**** Given entries
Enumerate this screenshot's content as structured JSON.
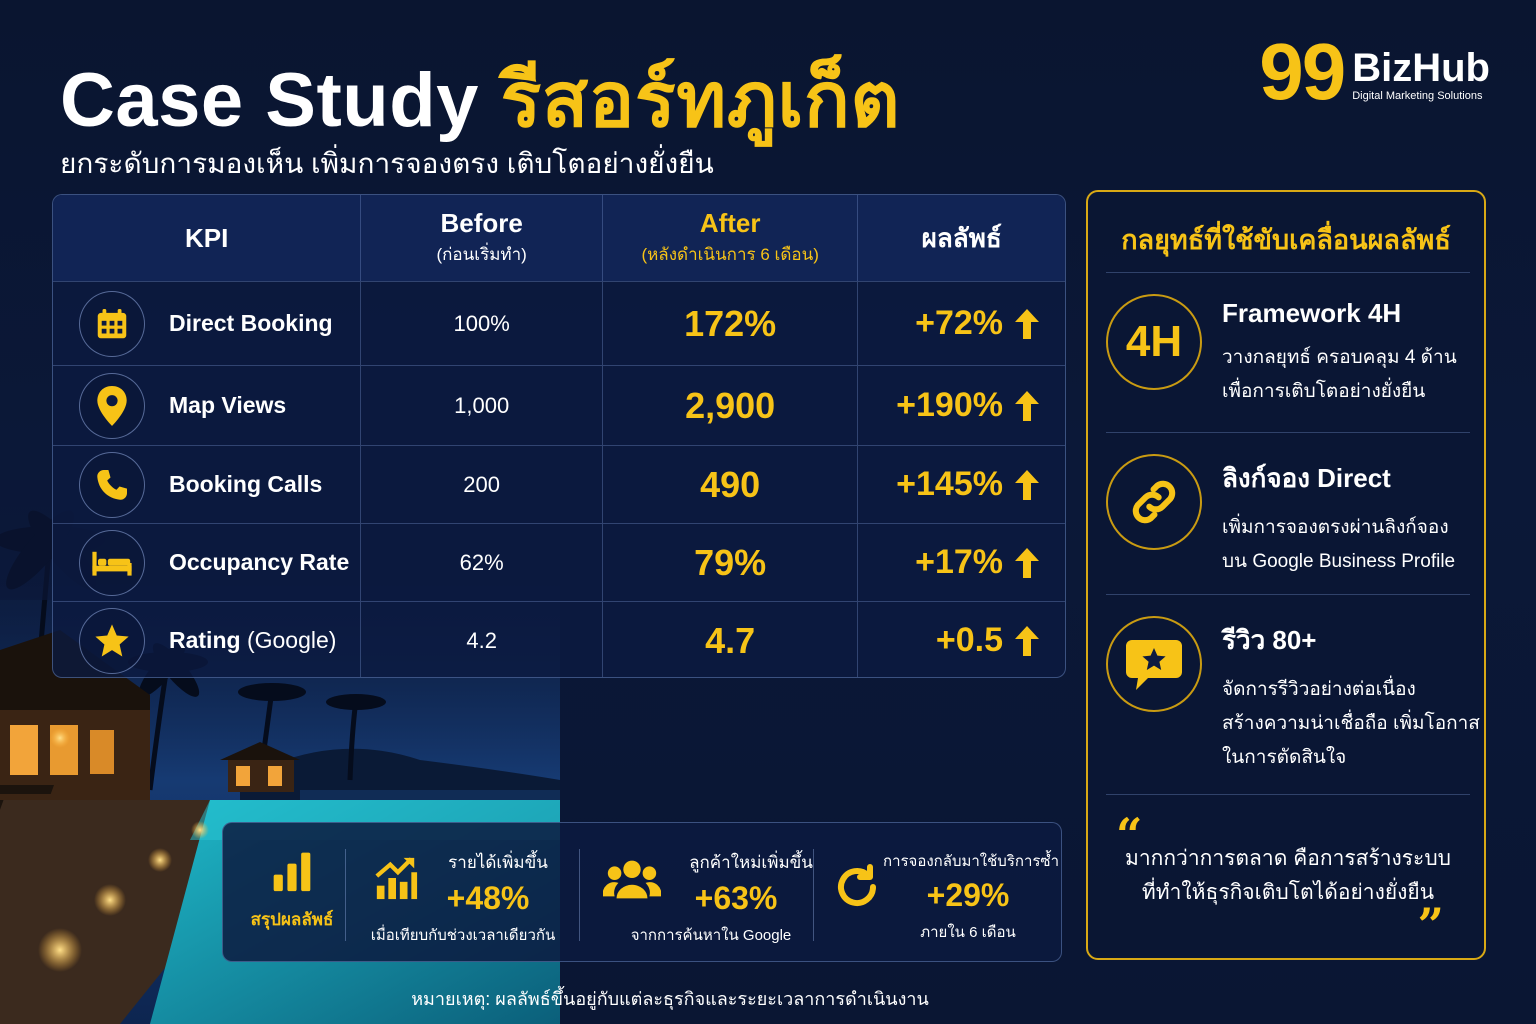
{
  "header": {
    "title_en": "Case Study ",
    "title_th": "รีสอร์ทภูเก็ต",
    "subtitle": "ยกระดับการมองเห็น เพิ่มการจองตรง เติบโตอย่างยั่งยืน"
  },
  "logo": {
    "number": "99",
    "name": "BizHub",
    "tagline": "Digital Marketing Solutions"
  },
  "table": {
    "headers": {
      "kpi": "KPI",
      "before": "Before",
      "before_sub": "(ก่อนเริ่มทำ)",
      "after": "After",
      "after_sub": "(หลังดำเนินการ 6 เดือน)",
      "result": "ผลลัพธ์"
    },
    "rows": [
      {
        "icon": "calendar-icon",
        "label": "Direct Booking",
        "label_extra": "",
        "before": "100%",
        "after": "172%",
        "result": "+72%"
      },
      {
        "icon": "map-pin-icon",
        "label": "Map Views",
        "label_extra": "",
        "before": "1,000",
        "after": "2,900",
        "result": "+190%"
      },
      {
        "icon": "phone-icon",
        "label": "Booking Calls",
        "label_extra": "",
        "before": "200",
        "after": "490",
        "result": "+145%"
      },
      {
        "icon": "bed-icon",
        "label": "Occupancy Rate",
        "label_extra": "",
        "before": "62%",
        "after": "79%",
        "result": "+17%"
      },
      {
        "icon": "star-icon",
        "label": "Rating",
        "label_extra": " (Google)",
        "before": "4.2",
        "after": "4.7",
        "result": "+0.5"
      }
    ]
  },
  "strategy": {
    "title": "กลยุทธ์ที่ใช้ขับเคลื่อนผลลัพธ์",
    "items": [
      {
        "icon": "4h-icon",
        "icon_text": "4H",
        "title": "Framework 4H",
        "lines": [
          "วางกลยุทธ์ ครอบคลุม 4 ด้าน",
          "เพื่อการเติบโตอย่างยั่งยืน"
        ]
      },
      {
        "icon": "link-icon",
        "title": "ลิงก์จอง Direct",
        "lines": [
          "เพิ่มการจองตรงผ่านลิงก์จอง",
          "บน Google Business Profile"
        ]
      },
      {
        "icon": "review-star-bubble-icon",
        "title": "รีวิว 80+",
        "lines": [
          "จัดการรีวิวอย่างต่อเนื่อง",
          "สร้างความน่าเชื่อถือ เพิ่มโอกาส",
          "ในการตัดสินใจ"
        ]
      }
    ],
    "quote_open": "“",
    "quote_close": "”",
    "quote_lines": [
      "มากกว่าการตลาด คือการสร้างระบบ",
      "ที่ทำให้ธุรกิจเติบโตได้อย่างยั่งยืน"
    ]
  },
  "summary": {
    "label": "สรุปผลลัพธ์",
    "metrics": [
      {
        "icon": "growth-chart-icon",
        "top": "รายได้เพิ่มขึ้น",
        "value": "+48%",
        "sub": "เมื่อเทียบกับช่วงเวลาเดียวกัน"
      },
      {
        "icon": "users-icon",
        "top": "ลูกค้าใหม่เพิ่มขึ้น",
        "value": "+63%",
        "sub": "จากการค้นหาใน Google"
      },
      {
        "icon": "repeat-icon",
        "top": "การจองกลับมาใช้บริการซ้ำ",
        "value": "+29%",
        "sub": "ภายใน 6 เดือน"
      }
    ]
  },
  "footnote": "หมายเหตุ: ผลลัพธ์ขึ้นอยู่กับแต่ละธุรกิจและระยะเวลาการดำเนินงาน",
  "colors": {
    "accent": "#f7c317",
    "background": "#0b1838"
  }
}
********
Transcribe the material as is, with images omitted.

→ Complete response:
Enumerate this screenshot's content as structured JSON.
{
  "header": {
    "title_en": "Case Study ",
    "title_th": "รีสอร์ทภูเก็ต",
    "subtitle": "ยกระดับการมองเห็น เพิ่มการจองตรง เติบโตอย่างยั่งยืน"
  },
  "logo": {
    "number": "99",
    "name": "BizHub",
    "tagline": "Digital Marketing Solutions"
  },
  "table": {
    "headers": {
      "kpi": "KPI",
      "before": "Before",
      "before_sub": "(ก่อนเริ่มทำ)",
      "after": "After",
      "after_sub": "(หลังดำเนินการ 6 เดือน)",
      "result": "ผลลัพธ์"
    },
    "rows": [
      {
        "icon": "calendar-icon",
        "label": "Direct Booking",
        "label_extra": "",
        "before": "100%",
        "after": "172%",
        "result": "+72%"
      },
      {
        "icon": "map-pin-icon",
        "label": "Map Views",
        "label_extra": "",
        "before": "1,000",
        "after": "2,900",
        "result": "+190%"
      },
      {
        "icon": "phone-icon",
        "label": "Booking Calls",
        "label_extra": "",
        "before": "200",
        "after": "490",
        "result": "+145%"
      },
      {
        "icon": "bed-icon",
        "label": "Occupancy Rate",
        "label_extra": "",
        "before": "62%",
        "after": "79%",
        "result": "+17%"
      },
      {
        "icon": "star-icon",
        "label": "Rating",
        "label_extra": " (Google)",
        "before": "4.2",
        "after": "4.7",
        "result": "+0.5"
      }
    ]
  },
  "strategy": {
    "title": "กลยุทธ์ที่ใช้ขับเคลื่อนผลลัพธ์",
    "items": [
      {
        "icon": "4h-icon",
        "icon_text": "4H",
        "title": "Framework 4H",
        "lines": [
          "วางกลยุทธ์ ครอบคลุม 4 ด้าน",
          "เพื่อการเติบโตอย่างยั่งยืน"
        ]
      },
      {
        "icon": "link-icon",
        "title": "ลิงก์จอง Direct",
        "lines": [
          "เพิ่มการจองตรงผ่านลิงก์จอง",
          "บน Google Business Profile"
        ]
      },
      {
        "icon": "review-star-bubble-icon",
        "title": "รีวิว 80+",
        "lines": [
          "จัดการรีวิวอย่างต่อเนื่อง",
          "สร้างความน่าเชื่อถือ เพิ่มโอกาส",
          "ในการตัดสินใจ"
        ]
      }
    ],
    "quote_open": "“",
    "quote_close": "”",
    "quote_lines": [
      "มากกว่าการตลาด คือการสร้างระบบ",
      "ที่ทำให้ธุรกิจเติบโตได้อย่างยั่งยืน"
    ]
  },
  "summary": {
    "label": "สรุปผลลัพธ์",
    "metrics": [
      {
        "icon": "growth-chart-icon",
        "top": "รายได้เพิ่มขึ้น",
        "value": "+48%",
        "sub": "เมื่อเทียบกับช่วงเวลาเดียวกัน"
      },
      {
        "icon": "users-icon",
        "top": "ลูกค้าใหม่เพิ่มขึ้น",
        "value": "+63%",
        "sub": "จากการค้นหาใน Google"
      },
      {
        "icon": "repeat-icon",
        "top": "การจองกลับมาใช้บริการซ้ำ",
        "value": "+29%",
        "sub": "ภายใน 6 เดือน"
      }
    ]
  },
  "footnote": "หมายเหตุ: ผลลัพธ์ขึ้นอยู่กับแต่ละธุรกิจและระยะเวลาการดำเนินงาน",
  "colors": {
    "accent": "#f7c317",
    "background": "#0b1838"
  }
}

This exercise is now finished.